-- Instruction --
Each entry that follows is to be retyped exactly. Pictures do not belong in the copy.

[START OF Given records]

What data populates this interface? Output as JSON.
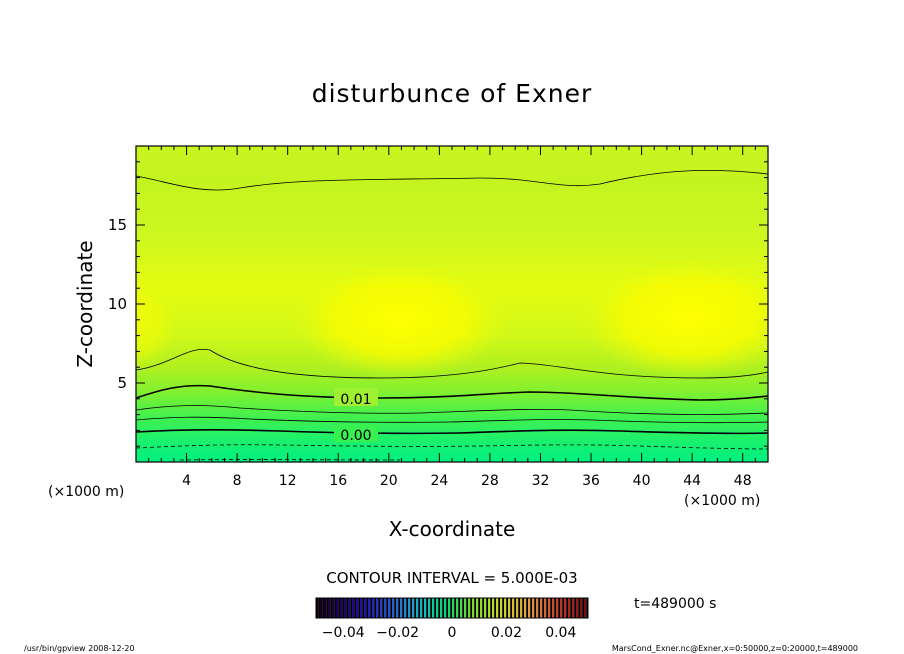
{
  "chart_data": {
    "type": "heatmap",
    "title": "disturbunce of Exner",
    "xlabel": "X-coordinate",
    "ylabel": "Z-coordinate",
    "x_unit_left": "(×1000 m)",
    "x_unit_right": "(×1000 m)",
    "xlim": [
      0,
      50
    ],
    "ylim": [
      0,
      20
    ],
    "x_ticks": [
      4,
      8,
      12,
      16,
      20,
      24,
      28,
      32,
      36,
      40,
      44,
      48
    ],
    "y_ticks": [
      5,
      10,
      15
    ],
    "contour_labels": [
      {
        "text": "0.01",
        "x": 17.6,
        "y": 4.0
      },
      {
        "text": "0.00",
        "x": 17.6,
        "y": 1.8
      }
    ],
    "contour_interval": "CONTOUR INTERVAL = 5.000E-03",
    "time_label": "t=489000 s",
    "colorbar": {
      "range": [
        -0.05,
        0.05
      ],
      "tick_labels": [
        "−0.04",
        "−0.02",
        "0",
        "0.02",
        "0.04"
      ],
      "tick_values": [
        -0.04,
        -0.02,
        0,
        0.02,
        0.04
      ]
    },
    "grid": false
  },
  "footer": {
    "left": "/usr/bin/gpview  2008-12-20",
    "right": "MarsCond_Exner.nc@Exner,x=0:50000,z=0:20000,t=489000"
  }
}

[END OF Given records]

-- Complete output --
What data populates this interface? Output as JSON.
{
  "chart_data": {
    "type": "heatmap",
    "title": "disturbunce of Exner",
    "xlabel": "X-coordinate",
    "ylabel": "Z-coordinate",
    "x_unit_left": "(×1000 m)",
    "x_unit_right": "(×1000 m)",
    "xlim": [
      0,
      50
    ],
    "ylim": [
      0,
      20
    ],
    "x_ticks": [
      4,
      8,
      12,
      16,
      20,
      24,
      28,
      32,
      36,
      40,
      44,
      48
    ],
    "y_ticks": [
      5,
      10,
      15
    ],
    "contour_labels": [
      {
        "text": "0.01",
        "x": 17.6,
        "y": 4.0
      },
      {
        "text": "0.00",
        "x": 17.6,
        "y": 1.8
      }
    ],
    "contour_interval": "CONTOUR INTERVAL = 5.000E-03",
    "time_label": "t=489000 s",
    "colorbar": {
      "range": [
        -0.05,
        0.05
      ],
      "tick_labels": [
        "−0.04",
        "−0.02",
        "0",
        "0.02",
        "0.04"
      ],
      "tick_values": [
        -0.04,
        -0.02,
        0,
        0.02,
        0.04
      ]
    },
    "grid": false
  },
  "footer": {
    "left": "/usr/bin/gpview  2008-12-20",
    "right": "MarsCond_Exner.nc@Exner,x=0:50000,z=0:20000,t=489000"
  }
}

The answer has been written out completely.